# AIM
Return all of the entries exactly as written.

# RECORDED INFORMATION
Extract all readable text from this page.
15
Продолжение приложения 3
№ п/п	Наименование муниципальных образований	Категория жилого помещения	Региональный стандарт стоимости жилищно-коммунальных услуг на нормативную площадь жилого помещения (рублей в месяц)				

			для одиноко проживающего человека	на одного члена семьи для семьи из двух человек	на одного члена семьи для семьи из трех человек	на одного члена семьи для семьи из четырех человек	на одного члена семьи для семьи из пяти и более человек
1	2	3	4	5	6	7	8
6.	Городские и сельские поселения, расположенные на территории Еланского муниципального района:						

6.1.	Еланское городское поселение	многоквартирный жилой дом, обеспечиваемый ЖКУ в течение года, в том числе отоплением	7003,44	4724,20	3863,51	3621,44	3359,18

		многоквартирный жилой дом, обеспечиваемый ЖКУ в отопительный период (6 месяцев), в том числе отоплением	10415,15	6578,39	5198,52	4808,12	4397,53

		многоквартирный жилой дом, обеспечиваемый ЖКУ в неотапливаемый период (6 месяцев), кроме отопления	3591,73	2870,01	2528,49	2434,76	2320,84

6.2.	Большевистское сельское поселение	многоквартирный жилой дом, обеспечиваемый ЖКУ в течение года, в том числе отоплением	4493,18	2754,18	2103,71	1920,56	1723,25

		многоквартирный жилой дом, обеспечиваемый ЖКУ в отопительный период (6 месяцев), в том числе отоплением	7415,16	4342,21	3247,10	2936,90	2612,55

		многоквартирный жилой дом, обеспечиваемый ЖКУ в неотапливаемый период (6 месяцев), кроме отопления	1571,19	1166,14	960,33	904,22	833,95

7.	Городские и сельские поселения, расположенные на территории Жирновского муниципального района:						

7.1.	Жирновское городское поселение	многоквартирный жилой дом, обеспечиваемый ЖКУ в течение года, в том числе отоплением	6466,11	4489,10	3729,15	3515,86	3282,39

# RESULT FOR THIS TASK
Extract all readable text from this page.
15
Продолжение приложения 3
№ п/п	Наименование муниципальных образований	Категория жилого помещения	Региональный стандарт стоимости жилищно-коммунальных услуг на нормативную площадь жилого помещения (рублей в месяц)				

			для одиноко проживающего человека	на одного члена семьи для семьи из двух человек	на одного члена семьи для семьи из трех человек	на одного члена семьи для семьи из четырех человек	на одного члена семьи для семьи из пяти и более человек
1	2	3	4	5	6	7	8
6.	Городские и сельские поселения, расположенные на территории Еланского муниципального района:						

6.1.	Еланское городское поселение	многоквартирный жилой дом, обеспечиваемый ЖКУ в течение года, в том числе отоплением	7003,44	4724,20	3863,51	3621,44	3359,18

		многоквартирный жилой дом, обеспечиваемый ЖКУ в отопительный период (6 месяцев), в том числе отоплением	10415,15	6578,39	5198,52	4808,12	4397,53

		многоквартирный жилой дом, обеспечиваемый ЖКУ в неотапливаемый период (6 месяцев), кроме отопления	3591,73	2870,01	2528,49	2434,76	2320,84

6.2.	Большевистское сельское поселение	многоквартирный жилой дом, обеспечиваемый ЖКУ в течение года, в том числе отоплением	4493,18	2754,18	2103,71	1920,56	1723,25

		многоквартирный жилой дом, обеспечиваемый ЖКУ в отопительный период (6 месяцев), в том числе отоплением	7415,16	4342,21	3247,10	2936,90	2612,55

		многоквартирный жилой дом, обеспечиваемый ЖКУ в неотапливаемый период (6 месяцев), кроме отопления	1571,19	1166,14	960,33	904,22	833,95

7.	Городские и сельские поселения, расположенные на территории Жирновского муниципального района:						

7.1.	Жирновское городское поселение	многоквартирный жилой дом, обеспечиваемый ЖКУ в течение года, в том числе отоплением	6466,11	4489,10	3729,15	3515,86	3282,39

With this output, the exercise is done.